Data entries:
"""

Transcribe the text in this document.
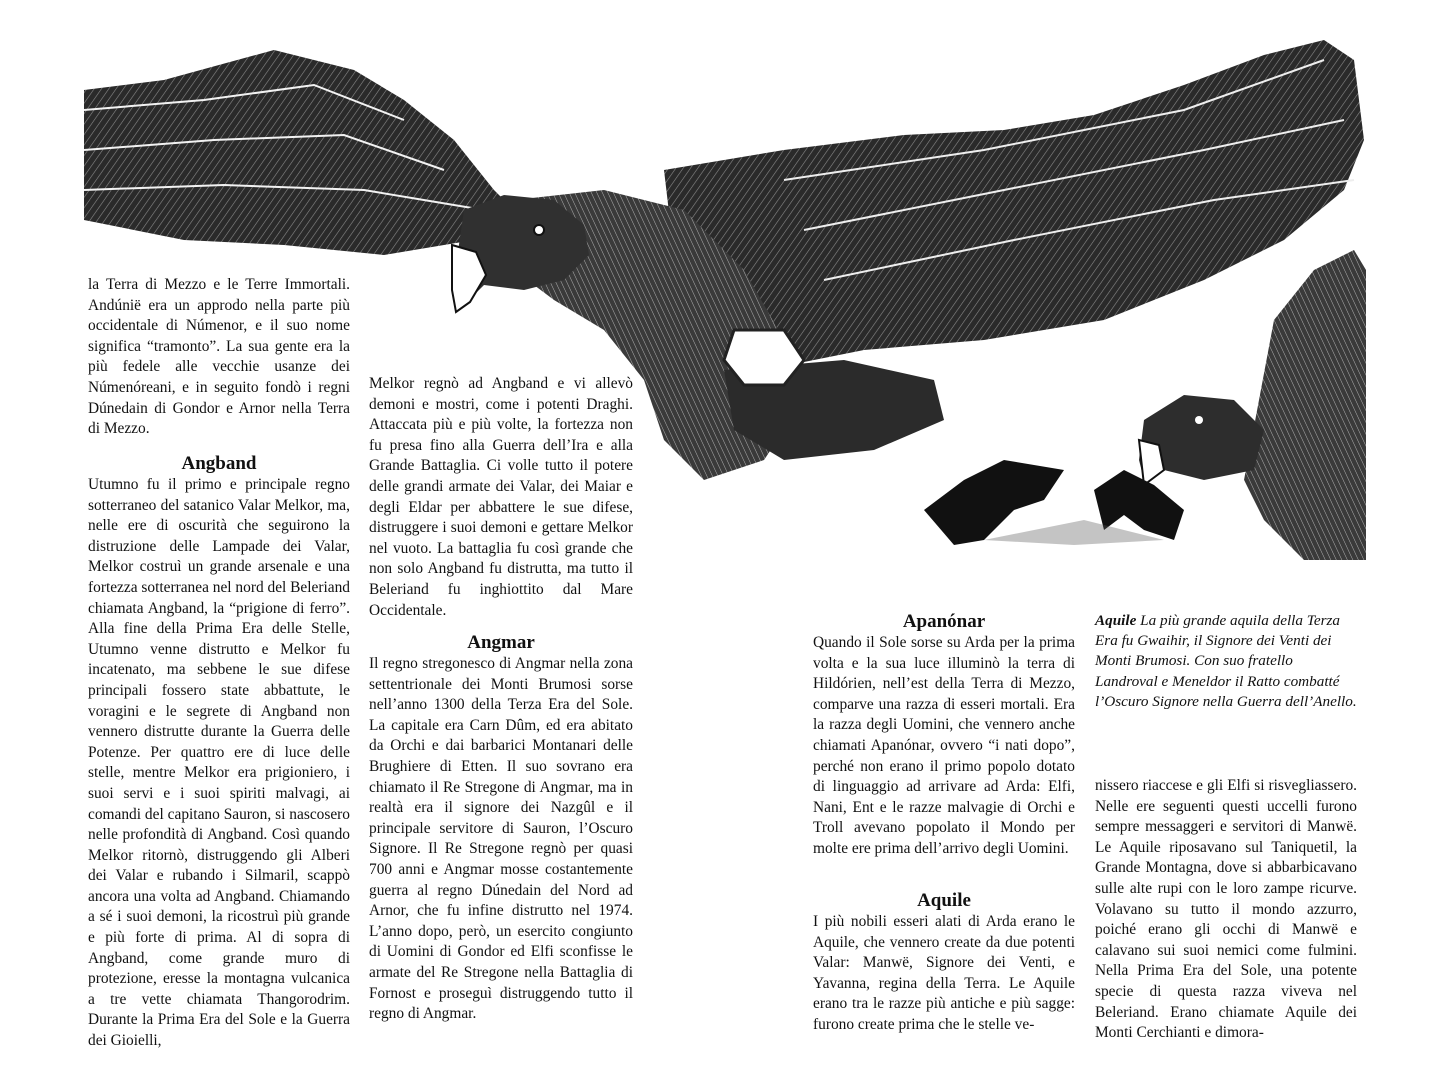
la Terra di Mezzo e le Terre Immortali. Andúnië era un approdo nella parte più occidentale di Númenor, e il suo nome significa “tramonto”. La sua gente era la più fedele alle vecchie usanze dei Númenóreani, e in seguito fondò i regni Dúnedain di Gondor e Arnor nella Terra di Mezzo.

Angband

Utumno fu il primo e principale regno sotterraneo del satanico Valar Melkor, ma, nelle ere di oscurità che seguirono la distruzione delle Lampade dei Valar, Melkor costruì un grande arsenale e una fortezza sotterranea nel nord del Beleriand chiamata Angband, la “prigione di ferro”. Alla fine della Prima Era delle Stelle, Utumno venne distrutto e Melkor fu incatenato, ma sebbene le sue difese principali fossero state abbattute, le voragini e le segrete di Angband non vennero distrutte durante la Guerra delle Potenze. Per quattro ere di luce delle stelle, mentre Melkor era prigioniero, i suoi servi e i suoi spiriti malvagi, ai comandi del capitano Sauron, si nascosero nelle profondità di Angband. Così quando Melkor ritornò, distruggendo gli Alberi dei Valar e rubando i Silmaril, scappò ancora una volta ad Angband. Chiamando a sé i suoi demoni, la ricostruì più grande e più forte di prima. Al di sopra di Angband, come grande muro di protezione, eresse la montagna vulcanica a tre vette chiamata Thangorodrim. Durante la Prima Era del Sole e la Guerra dei Gioielli,

Melkor regnò ad Angband e vi allevò demoni e mostri, come i potenti Draghi. Attaccata più e più volte, la fortezza non fu presa fino alla Guerra dell’Ira e alla Grande Battaglia. Ci volle tutto il potere delle grandi armate dei Valar, dei Maiar e degli Eldar per abbattere le sue difese, distruggere i suoi demoni e gettare Melkor nel vuoto. La battaglia fu così grande che non solo Angband fu distrutta, ma tutto il Beleriand fu inghiottito dal Mare Occidentale.

Angmar

Il regno stregonesco di Angmar nella zona settentrionale dei Monti Brumosi sorse nell’anno 1300 della Terza Era del Sole. La capitale era Carn Dûm, ed era abitato da Orchi e dai barbarici Montanari delle Brughiere di Etten. Il suo sovrano era chiamato il Re Stregone di Angmar, ma in realtà era il signore dei Nazgûl e il principale servitore di Sauron, l’Oscuro Signore. Il Re Stregone regnò per quasi 700 anni e Angmar mosse costantemente guerra al regno Dúnedain del Nord ad Arnor, che fu infine distrutto nel 1974. L’anno dopo, però, un esercito congiunto di Uomini di Gondor ed Elfi sconfisse le armate del Re Stregone nella Battaglia di Fornost e proseguì distruggendo tutto il regno di Angmar.

Apanónar

Quando il Sole sorse su Arda per la prima volta e la sua luce illuminò la terra di Hildórien, nell’est della Terra di Mezzo, comparve una razza di esseri mortali. Era la razza degli Uomini, che vennero anche chiamati Apanónar, ovvero “i nati dopo”, perché non erano il primo popolo dotato di linguaggio ad arrivare ad Arda: Elfi, Nani, Ent e le razze malvagie di Orchi e Troll avevano popolato il Mondo per molte ere prima dell’arrivo degli Uomini.

Aquile

I più nobili esseri alati di Arda erano le Aquile, che vennero create da due potenti Valar: Manwë, Signore dei Venti, e Yavanna, regina della Terra. Le Aquile erano tra le razze più antiche e più sagge: furono create prima che le stelle ve-

Aquile La più grande aquila della Terza Era fu Gwaihir, il Signore dei Venti dei Monti Brumosi. Con suo fratello Landroval e Meneldor il Ratto combatté l’Oscuro Signore nella Guerra dell’Anello.

nissero riaccese e gli Elfi si risvegliassero. Nelle ere seguenti questi uccelli furono sempre messaggeri e servitori di Manwë. Le Aquile riposavano sul Taniquetil, la Grande Montagna, dove si abbarbicavano sulle alte rupi con le loro zampe ricurve. Volavano su tutto il mondo azzurro, poiché erano gli occhi di Manwë e calavano sui suoi nemici come fulmini. Nella Prima Era del Sole, una potente specie di questa razza viveva nel Beleriand. Erano chiamate Aquile dei Monti Cerchianti e dimora-
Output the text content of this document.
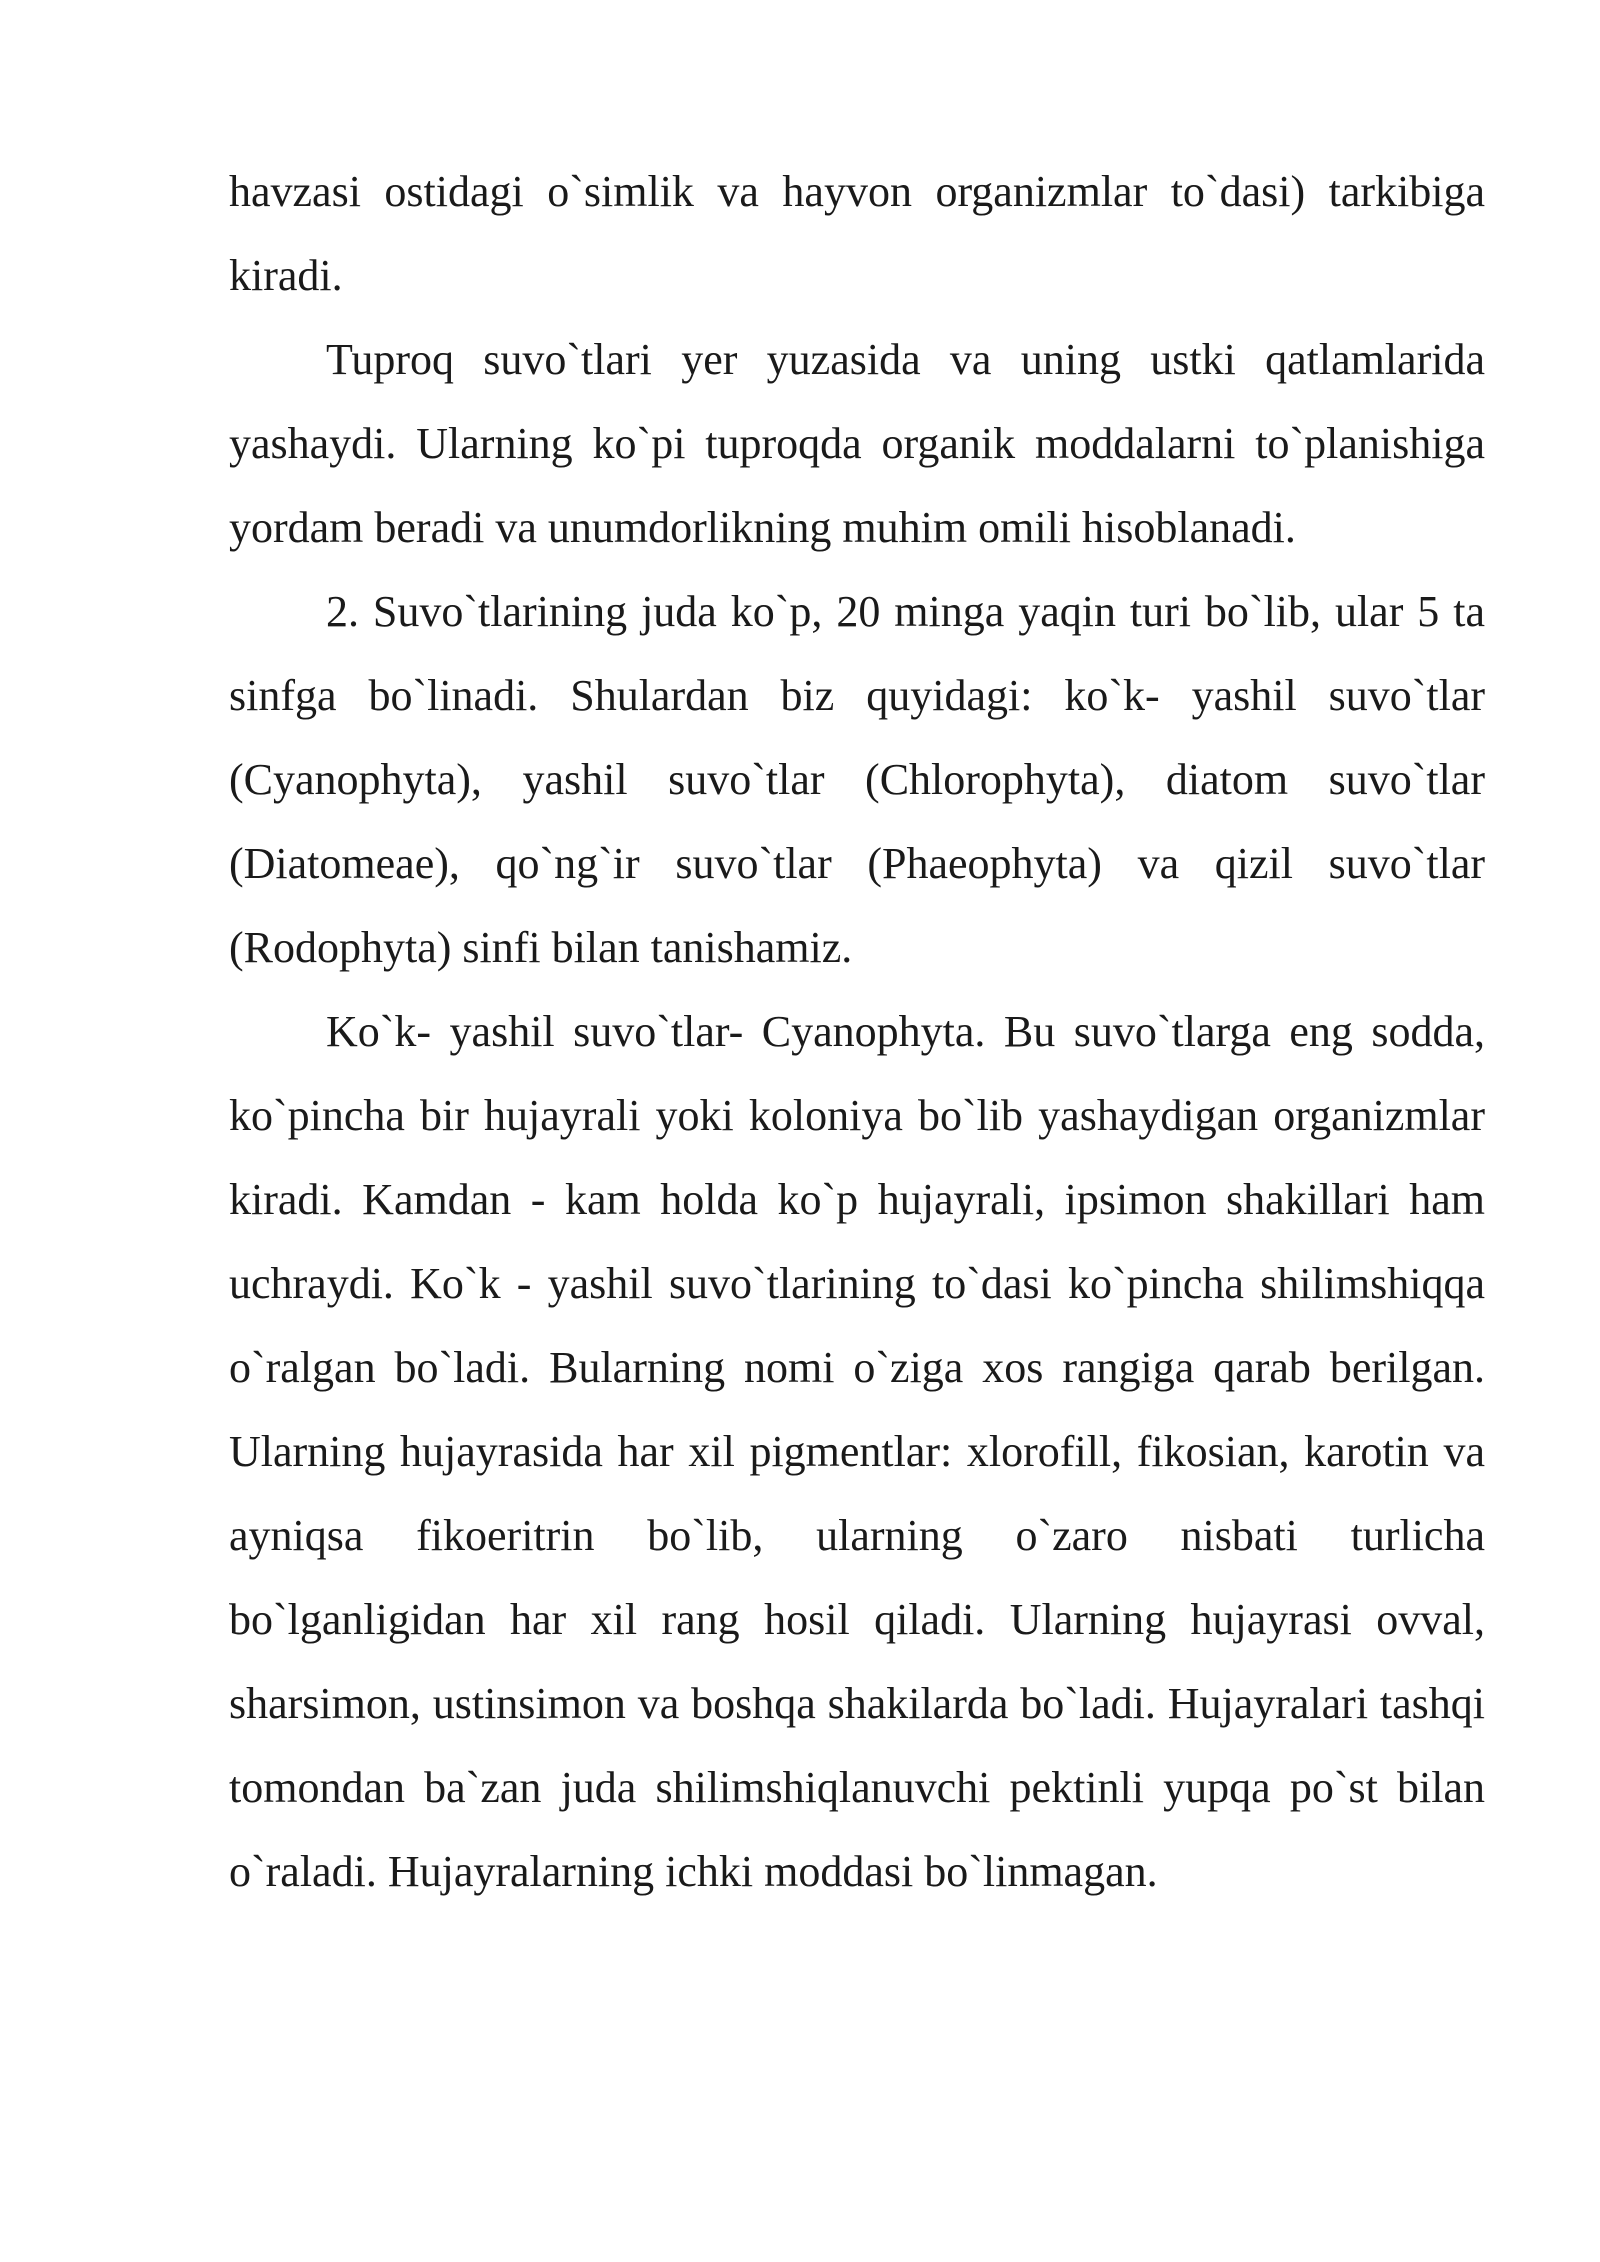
havzasi ostidagi o`simlik va hayvon organizmlar to`dasi) tarkibiga kiradi.

Tuproq suvo`tlari yer yuzasida va uning ustki qatlamlarida yashaydi. Ularning ko`pi tuproqda organik moddalarni to`planishiga yordam beradi va unumdorlikning muhim omili hisoblanadi.

2. Suvo`tlarining juda ko`p, 20 minga yaqin turi bo`lib, ular 5 ta sinfga bo`linadi. Shulardan biz quyidagi: ko`k- yashil suvo`tlar (Cyanophyta), yashil suvo`tlar (Chlorophyta), diatom suvo`tlar (Diatomeae), qo`ng`ir suvo`tlar (Phaeophyta) va qizil suvo`tlar (Rodophyta) sinfi bilan tanishamiz.

Ko`k- yashil suvo`tlar- Cyanophyta. Bu suvo`tlarga eng sodda, ko`pincha bir hujayrali yoki koloniya bo`lib yashaydigan organizmlar kiradi. Kamdan - kam holda ko`p hujayrali, ipsimon shakillari ham uchraydi. Ko`k - yashil suvo`tlarining to`dasi ko`pincha shilimshiqqa o`ralgan bo`ladi. Bularning nomi o`ziga xos rangiga qarab berilgan. Ularning hujayrasida har xil pigmentlar: xlorofill, fikosian, karotin va ayniqsa fikoeritrin bo`lib, ularning o`zaro nisbati turlicha bo`lganligidan har xil rang hosil qiladi. Ularning hujayrasi ovval, sharsimon, ustinsimon va boshqa shakilarda bo`ladi. Hujayralari tashqi tomondan ba`zan juda shilimshiqlanuvchi pektinli yupqa po`st bilan o`raladi. Hujayralarning ichki moddasi bo`linmagan.
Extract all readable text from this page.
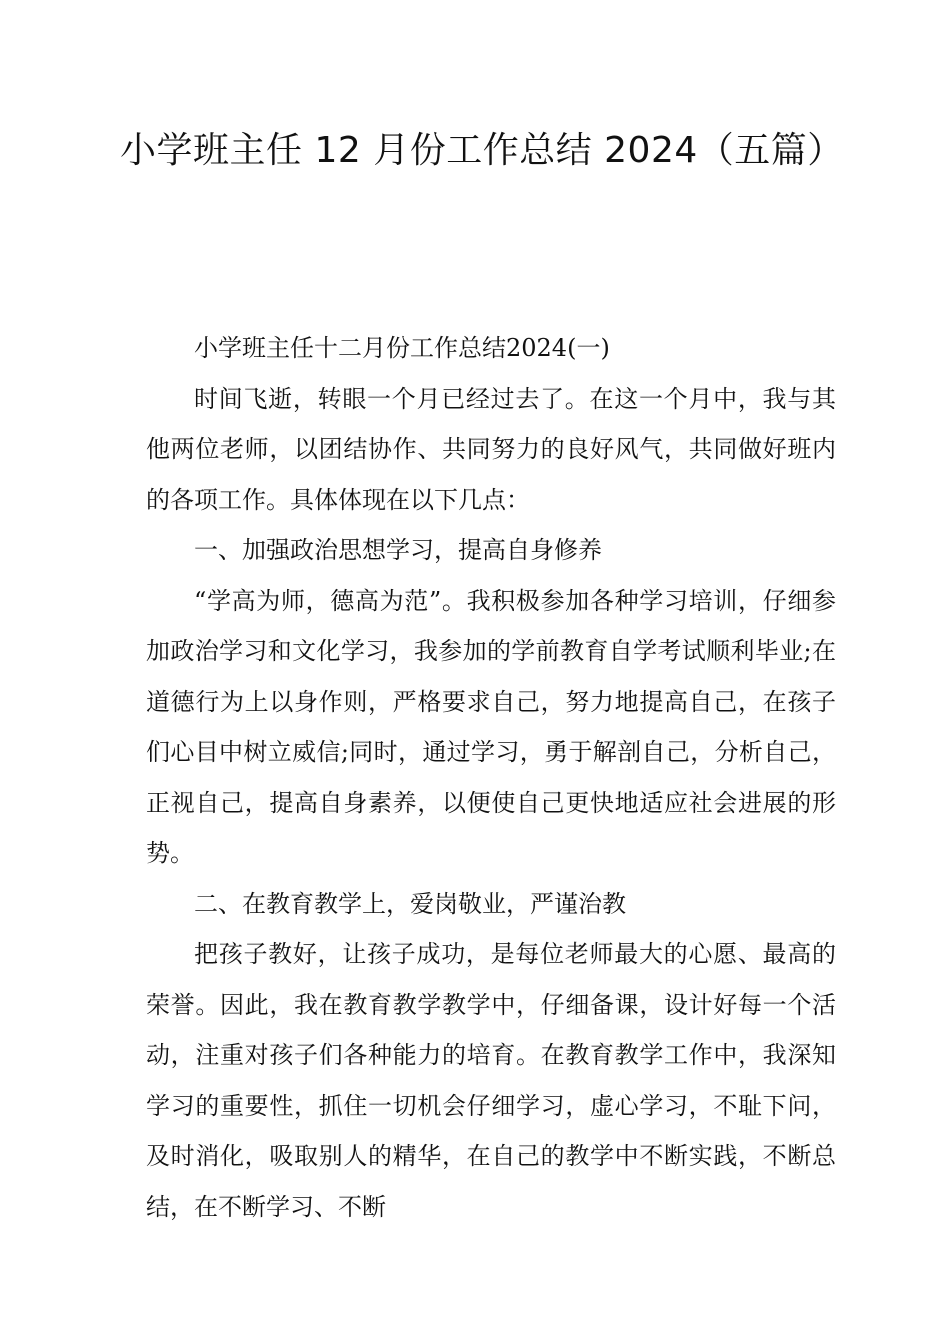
小学班主任 12 月份工作总结 2024（五篇）

小学班主任十二月份工作总结2024(一)

时间飞逝，转眼一个月已经过去了。在这一个月中，我与其他两位老师，以团结协作、共同努力的良好风气，共同做好班内的各项工作。具体体现在以下几点：

一、加强政治思想学习，提高自身修养

“学高为师，德高为范”。我积极参加各种学习培训，仔细参加政治学习和文化学习，我参加的学前教育自学考试顺利毕业;在道德行为上以身作则，严格要求自己，努力地提高自己，在孩子们心目中树立威信;同时，通过学习，勇于解剖自己，分析自己，正视自己，提高自身素养，以便使自己更快地适应社会进展的形势。

二、在教育教学上，爱岗敬业，严谨治教

把孩子教好，让孩子成功，是每位老师最大的心愿、最高的荣誉。因此，我在教育教学教学中，仔细备课，设计好每一个活动，注重对孩子们各种能力的培育。在教育教学工作中，我深知学习的重要性，抓住一切机会仔细学习，虚心学习，不耻下问，及时消化，吸取别人的精华，在自己的教学中不断实践，不断总结，在不断学习、不断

"""

— REQUIREMENT —
Beginning with the line that contains "Extract all readable text from this page." in the data above, please copy each line exactly until the last line, both ends included, skipping any pictures.

— REPLY —
Extract all readable text from this page.
小学班主任 12 月份工作总结 2024（五篇）

小学班主任十二月份工作总结2024(一)

时间飞逝，转眼一个月已经过去了。在这一个月中，我与其他两位老师，以团结协作、共同努力的良好风气，共同做好班内的各项工作。具体体现在以下几点：

一、加强政治思想学习，提高自身修养

“学高为师，德高为范”。我积极参加各种学习培训，仔细参加政治学习和文化学习，我参加的学前教育自学考试顺利毕业;在道德行为上以身作则，严格要求自己，努力地提高自己，在孩子们心目中树立威信;同时，通过学习，勇于解剖自己，分析自己，正视自己，提高自身素养，以便使自己更快地适应社会进展的形势。

二、在教育教学上，爱岗敬业，严谨治教

把孩子教好，让孩子成功，是每位老师最大的心愿、最高的荣誉。因此，我在教育教学教学中，仔细备课，设计好每一个活动，注重对孩子们各种能力的培育。在教育教学工作中，我深知学习的重要性，抓住一切机会仔细学习，虚心学习，不耻下问，及时消化，吸取别人的精华，在自己的教学中不断实践，不断总结，在不断学习、不断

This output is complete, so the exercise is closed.